## WHAT IS REQUIRED
In the material below, identify each line bearing the word "placement". Reproduce those lines.

## PROVIDED ENTRIES

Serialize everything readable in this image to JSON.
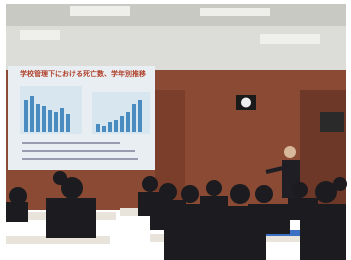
{
  "slide": {
    "title": "学校管理下における死亡数、学年別推移"
  }
}
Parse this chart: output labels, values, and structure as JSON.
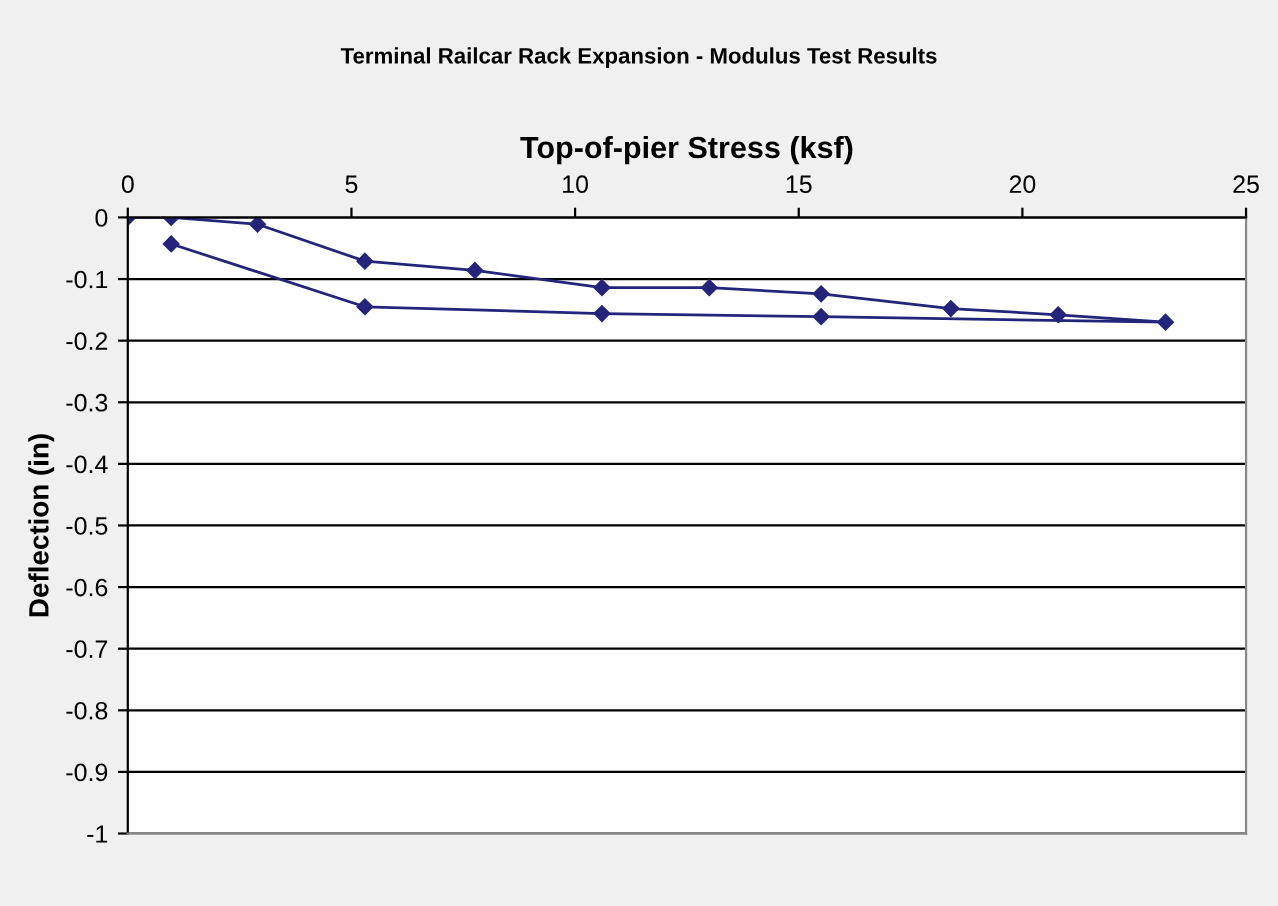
{
  "chart_data": {
    "type": "line",
    "title": "Terminal Railcar Rack Expansion - Modulus Test Results",
    "xlabel": "Top-of-pier Stress (ksf)",
    "ylabel": "Deflection (in)",
    "series": [
      {
        "color": "#24247a",
        "x": [
          0,
          0.97,
          2.9,
          5.3,
          7.76,
          10.6,
          13.0,
          15.5,
          18.4,
          20.8,
          23.2,
          15.5,
          10.6,
          5.3,
          0.97
        ],
        "values": [
          0,
          0,
          -0.011,
          -0.071,
          -0.086,
          -0.114,
          -0.114,
          -0.124,
          -0.148,
          -0.158,
          -0.17,
          -0.161,
          -0.156,
          -0.145,
          -0.043
        ]
      }
    ],
    "xlim": [
      0,
      25
    ],
    "xticks": [
      0,
      5,
      10,
      15,
      20,
      25
    ],
    "ylim": [
      -1,
      0
    ],
    "yticks": [
      0,
      -0.1,
      -0.2,
      -0.3,
      -0.4,
      -0.5,
      -0.6,
      -0.7,
      -0.8,
      -0.9,
      -1
    ],
    "grid": "y",
    "marker": "diamond",
    "line_style": "solid"
  }
}
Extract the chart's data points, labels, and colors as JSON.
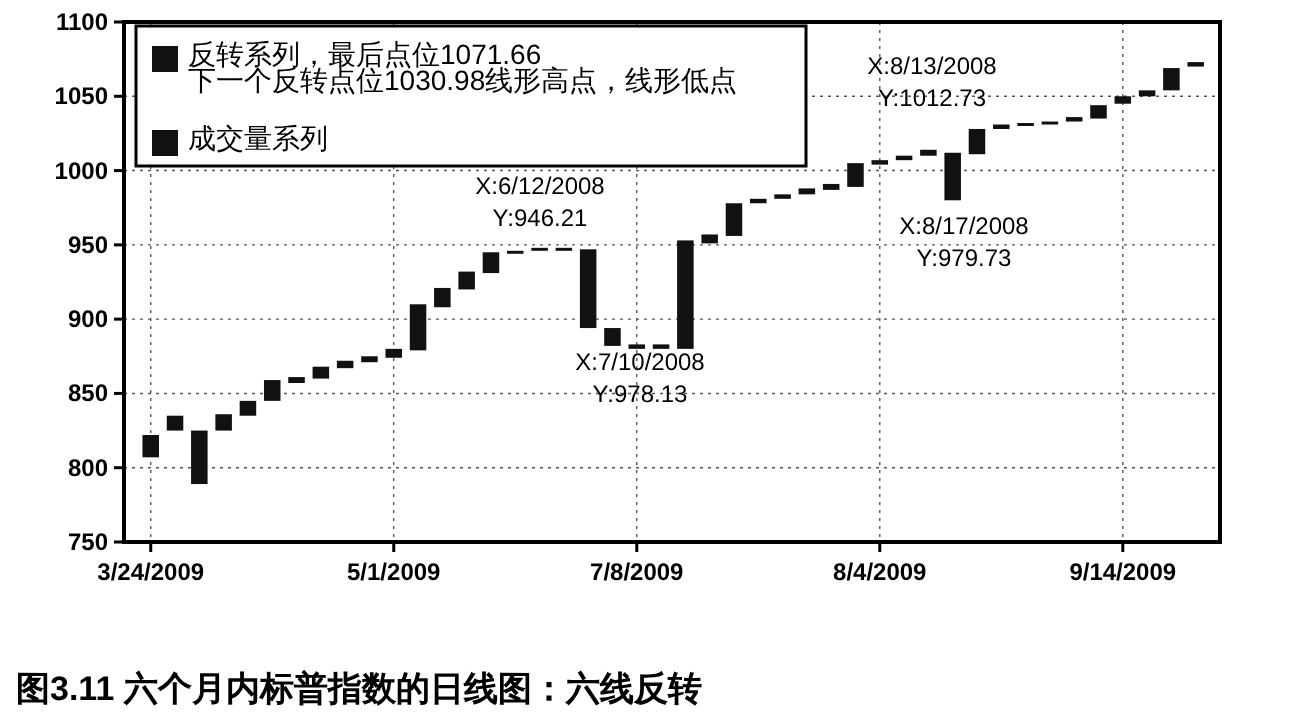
{
  "chart_data": {
    "type": "bar",
    "categories": [
      "3/24/2009",
      null,
      null,
      null,
      null,
      null,
      null,
      null,
      null,
      null,
      "5/1/2009",
      null,
      null,
      null,
      null,
      null,
      null,
      null,
      null,
      null,
      "7/8/2009",
      null,
      null,
      null,
      null,
      null,
      null,
      null,
      null,
      null,
      "8/4/2009",
      null,
      null,
      null,
      null,
      null,
      null,
      null,
      null,
      null,
      "9/14/2009",
      null,
      null,
      null
    ],
    "series": [
      {
        "name": "反转系列，最后点位1071.66\n下一个反转点位1030.98线形高点，线形低点",
        "color": "#111111",
        "base": [
          807,
          825,
          789,
          825,
          835,
          845,
          857,
          860,
          867,
          871,
          874,
          879,
          908,
          920,
          931,
          944,
          946,
          946,
          894,
          882,
          880,
          880,
          880,
          951,
          956,
          978,
          981,
          984,
          987,
          989,
          1004,
          1007,
          1010,
          980,
          1011,
          1028,
          1030,
          1031,
          1033,
          1035,
          1045,
          1050,
          1054,
          1070
        ],
        "values": [
          15,
          10,
          36,
          11,
          10,
          14,
          4,
          8,
          5,
          4,
          6,
          31,
          13,
          12,
          14,
          2,
          2,
          2,
          53,
          12,
          3,
          3,
          73,
          6,
          22,
          3,
          3,
          4,
          4,
          16,
          3,
          3,
          4,
          32,
          17,
          3,
          2,
          2,
          3,
          9,
          5,
          4,
          15,
          3
        ]
      },
      {
        "name": "成交量系列",
        "color": "#111111",
        "values": [
          null,
          null,
          null,
          null,
          null,
          null,
          null,
          null,
          null,
          null,
          null,
          null,
          null,
          null,
          null,
          null,
          null,
          null,
          null,
          null,
          null,
          null,
          null,
          null,
          null,
          null,
          null,
          null,
          null,
          null,
          null,
          null,
          null,
          null,
          null,
          null,
          null,
          null,
          null,
          null,
          null,
          null,
          null,
          null
        ]
      }
    ],
    "ylim": [
      750,
      1100
    ],
    "yticks": [
      750,
      800,
      850,
      900,
      950,
      1000,
      1050,
      1100
    ],
    "grid": true,
    "legend": "top left",
    "annotations": [
      "X:6/12/2008\nY:946.21",
      "X:7/10/2008\nY:978.13",
      "X:8/13/2008\nY:1012.73",
      "X:8/17/2008\nY:979.73",
      "图3.11 六个月内标普指数的日线图：六线反转"
    ]
  }
}
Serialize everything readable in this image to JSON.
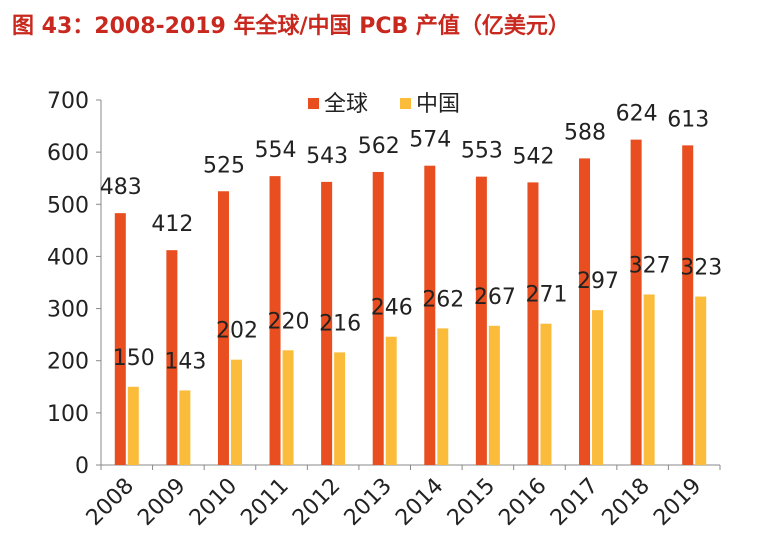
{
  "title": "图 43：2008-2019 年全球/中国 PCB 产值（亿美元）",
  "chart_data": {
    "type": "bar",
    "title": "图 43：2008-2019 年全球/中国 PCB 产值（亿美元）",
    "xlabel": "",
    "ylabel": "",
    "categories": [
      "2008",
      "2009",
      "2010",
      "2011",
      "2012",
      "2013",
      "2014",
      "2015",
      "2016",
      "2017",
      "2018",
      "2019"
    ],
    "series": [
      {
        "name": "全球",
        "color": "#e84e1f",
        "values": [
          483,
          412,
          525,
          554,
          543,
          562,
          574,
          553,
          542,
          588,
          624,
          613
        ]
      },
      {
        "name": "中国",
        "color": "#fbbc3b",
        "values": [
          150,
          143,
          202,
          220,
          216,
          246,
          262,
          267,
          271,
          297,
          327,
          323
        ]
      }
    ],
    "ylim": [
      0,
      700
    ],
    "yticks": [
      0,
      100,
      200,
      300,
      400,
      500,
      600,
      700
    ],
    "grid": false,
    "legend": "top-center",
    "data_labels": true
  }
}
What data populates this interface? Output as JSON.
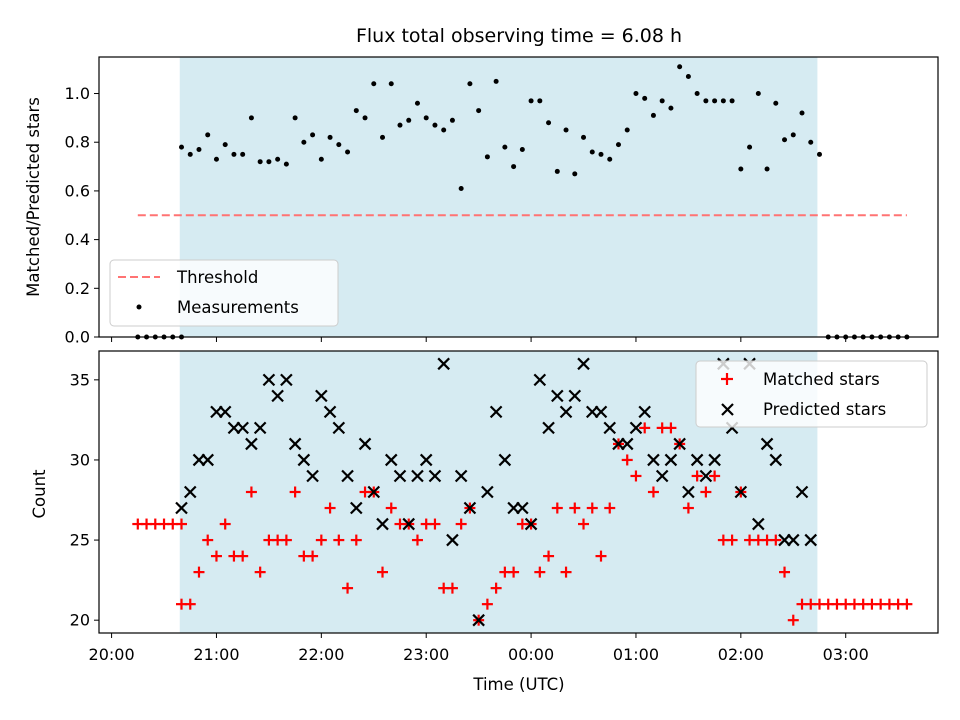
{
  "chart_data": [
    {
      "type": "scatter",
      "title": "Flux total observing time = 6.08 h",
      "ylabel": "Matched/Predicted stars",
      "ylim": [
        0,
        1.15
      ],
      "yticks": [
        0.0,
        0.2,
        0.4,
        0.6,
        0.8,
        1.0
      ],
      "yticklabels": [
        "0.0",
        "0.2",
        "0.4",
        "0.6",
        "0.8",
        "1.0"
      ],
      "xlim_hours_from_2000": [
        -0.12,
        7.88
      ],
      "shaded_interval_hours_from_2000": [
        0.65,
        6.73
      ],
      "legend": {
        "placement": "lower-left",
        "entries": [
          "Threshold",
          "Measurements"
        ]
      },
      "series": [
        {
          "name": "Threshold",
          "style": "dashed-line",
          "color": "#ff7373",
          "x": [
            "20:15",
            "03:35"
          ],
          "y": [
            0.5,
            0.5
          ]
        },
        {
          "name": "Measurements",
          "style": "dot",
          "color": "#000000",
          "x": [
            "20:15",
            "20:20",
            "20:25",
            "20:30",
            "20:35",
            "20:40",
            "20:40",
            "20:45",
            "20:50",
            "20:55",
            "21:00",
            "21:05",
            "21:10",
            "21:15",
            "21:20",
            "21:25",
            "21:30",
            "21:35",
            "21:40",
            "21:45",
            "21:50",
            "21:55",
            "22:00",
            "22:05",
            "22:10",
            "22:15",
            "22:20",
            "22:25",
            "22:30",
            "22:35",
            "22:40",
            "22:45",
            "22:50",
            "22:55",
            "23:00",
            "23:05",
            "23:10",
            "23:15",
            "23:20",
            "23:25",
            "23:30",
            "23:35",
            "23:40",
            "23:45",
            "23:50",
            "23:55",
            "00:00",
            "00:05",
            "00:10",
            "00:15",
            "00:20",
            "00:25",
            "00:30",
            "00:35",
            "00:40",
            "00:45",
            "00:50",
            "00:55",
            "01:00",
            "01:05",
            "01:10",
            "01:15",
            "01:20",
            "01:25",
            "01:30",
            "01:35",
            "01:40",
            "01:45",
            "01:50",
            "01:55",
            "02:00",
            "02:05",
            "02:10",
            "02:15",
            "02:20",
            "02:25",
            "02:30",
            "02:35",
            "02:40",
            "02:45",
            "02:50",
            "02:55",
            "03:00",
            "03:05",
            "03:10",
            "03:15",
            "03:20",
            "03:25",
            "03:30",
            "03:35"
          ],
          "y": [
            0.0,
            0.0,
            0.0,
            0.0,
            0.0,
            0.0,
            0.78,
            0.75,
            0.77,
            0.83,
            0.73,
            0.79,
            0.75,
            0.75,
            0.9,
            0.72,
            0.72,
            0.73,
            0.71,
            0.9,
            0.8,
            0.83,
            0.73,
            0.82,
            0.79,
            0.76,
            0.93,
            0.9,
            1.04,
            0.82,
            1.04,
            0.87,
            0.89,
            0.96,
            0.9,
            0.87,
            0.85,
            0.89,
            0.61,
            1.04,
            0.93,
            0.74,
            1.05,
            0.78,
            0.7,
            0.77,
            0.97,
            0.97,
            0.88,
            0.68,
            0.85,
            0.67,
            0.82,
            0.76,
            0.75,
            0.73,
            0.79,
            0.85,
            1.0,
            0.98,
            0.91,
            0.97,
            0.94,
            1.11,
            1.07,
            1.0,
            0.97,
            0.97,
            0.97,
            0.97,
            0.69,
            0.78,
            1.0,
            0.69,
            0.96,
            0.81,
            0.83,
            0.92,
            0.8,
            0.75,
            0.0,
            0.0,
            0.0,
            0.0,
            0.0,
            0.0,
            0.0,
            0.0,
            0.0,
            0.0
          ]
        }
      ]
    },
    {
      "type": "scatter",
      "xlabel": "Time (UTC)",
      "ylabel": "Count",
      "ylim": [
        19.2,
        36.8
      ],
      "yticks": [
        20,
        25,
        30,
        35
      ],
      "yticklabels": [
        "20",
        "25",
        "30",
        "35"
      ],
      "xticklabels": [
        "20:00",
        "21:00",
        "22:00",
        "23:00",
        "00:00",
        "01:00",
        "02:00",
        "03:00"
      ],
      "xlim_hours_from_2000": [
        -0.12,
        7.88
      ],
      "shaded_interval_hours_from_2000": [
        0.65,
        6.73
      ],
      "legend": {
        "placement": "top-right",
        "entries": [
          "Matched stars",
          "Predicted stars"
        ]
      },
      "series": [
        {
          "name": "Matched stars",
          "marker": "plus",
          "color": "#ff0000",
          "x": [
            "20:15",
            "20:20",
            "20:25",
            "20:30",
            "20:35",
            "20:40",
            "20:40",
            "20:45",
            "20:50",
            "20:55",
            "21:00",
            "21:05",
            "21:10",
            "21:15",
            "21:20",
            "21:25",
            "21:30",
            "21:35",
            "21:40",
            "21:45",
            "21:50",
            "21:55",
            "22:00",
            "22:05",
            "22:10",
            "22:15",
            "22:20",
            "22:25",
            "22:30",
            "22:35",
            "22:40",
            "22:45",
            "22:50",
            "22:55",
            "23:00",
            "23:05",
            "23:10",
            "23:15",
            "23:20",
            "23:25",
            "23:30",
            "23:35",
            "23:40",
            "23:45",
            "23:50",
            "23:55",
            "00:00",
            "00:05",
            "00:10",
            "00:15",
            "00:20",
            "00:25",
            "00:30",
            "00:35",
            "00:40",
            "00:45",
            "00:50",
            "00:55",
            "01:00",
            "01:05",
            "01:10",
            "01:15",
            "01:20",
            "01:25",
            "01:30",
            "01:35",
            "01:40",
            "01:45",
            "01:50",
            "01:55",
            "02:00",
            "02:05",
            "02:10",
            "02:15",
            "02:20",
            "02:25",
            "02:30",
            "02:35",
            "02:40",
            "02:45",
            "02:50",
            "02:55",
            "03:00",
            "03:05",
            "03:10",
            "03:15",
            "03:20",
            "03:25",
            "03:30",
            "03:35"
          ],
          "y": [
            26,
            26,
            26,
            26,
            26,
            26,
            21,
            21,
            23,
            25,
            24,
            26,
            24,
            24,
            28,
            23,
            25,
            25,
            25,
            28,
            24,
            24,
            25,
            27,
            25,
            22,
            25,
            28,
            28,
            23,
            27,
            26,
            26,
            25,
            26,
            26,
            22,
            22,
            26,
            27,
            20,
            21,
            22,
            23,
            23,
            26,
            26,
            23,
            24,
            27,
            23,
            27,
            26,
            27,
            24,
            27,
            31,
            30,
            29,
            32,
            28,
            32,
            32,
            31,
            27,
            29,
            28,
            29,
            25,
            25,
            28,
            25,
            25,
            25,
            25,
            23,
            20,
            21,
            21,
            21,
            21,
            21,
            21,
            21,
            21,
            21,
            21,
            21,
            21,
            21
          ]
        },
        {
          "name": "Predicted stars",
          "marker": "x",
          "color": "#000000",
          "x": [
            "20:40",
            "20:45",
            "20:50",
            "20:55",
            "21:00",
            "21:05",
            "21:10",
            "21:15",
            "21:20",
            "21:25",
            "21:30",
            "21:35",
            "21:40",
            "21:45",
            "21:50",
            "21:55",
            "22:00",
            "22:05",
            "22:10",
            "22:15",
            "22:20",
            "22:25",
            "22:30",
            "22:35",
            "22:40",
            "22:45",
            "22:50",
            "22:55",
            "23:00",
            "23:05",
            "23:10",
            "23:15",
            "23:20",
            "23:25",
            "23:30",
            "23:35",
            "23:40",
            "23:45",
            "23:50",
            "23:55",
            "00:00",
            "00:05",
            "00:10",
            "00:15",
            "00:20",
            "00:25",
            "00:30",
            "00:35",
            "00:40",
            "00:45",
            "00:50",
            "00:55",
            "01:00",
            "01:05",
            "01:10",
            "01:15",
            "01:20",
            "01:25",
            "01:30",
            "01:35",
            "01:40",
            "01:45",
            "01:50",
            "01:55",
            "02:00",
            "02:05",
            "02:10",
            "02:15",
            "02:20",
            "02:25",
            "02:30",
            "02:35",
            "02:40"
          ],
          "y": [
            27,
            28,
            30,
            30,
            33,
            33,
            32,
            32,
            31,
            32,
            35,
            34,
            35,
            31,
            30,
            29,
            34,
            33,
            32,
            29,
            27,
            31,
            28,
            26,
            30,
            29,
            26,
            29,
            30,
            29,
            36,
            25,
            29,
            27,
            20,
            28,
            33,
            30,
            27,
            27,
            26,
            35,
            32,
            34,
            33,
            34,
            36,
            33,
            33,
            32,
            31,
            31,
            32,
            33,
            30,
            29,
            30,
            31,
            28,
            30,
            29,
            30,
            36,
            32,
            28,
            36,
            26,
            31,
            30,
            25,
            25,
            28,
            25
          ]
        }
      ]
    }
  ]
}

## FULL ANSWER
        "placement": "lower-left",
        "placement": "top-right",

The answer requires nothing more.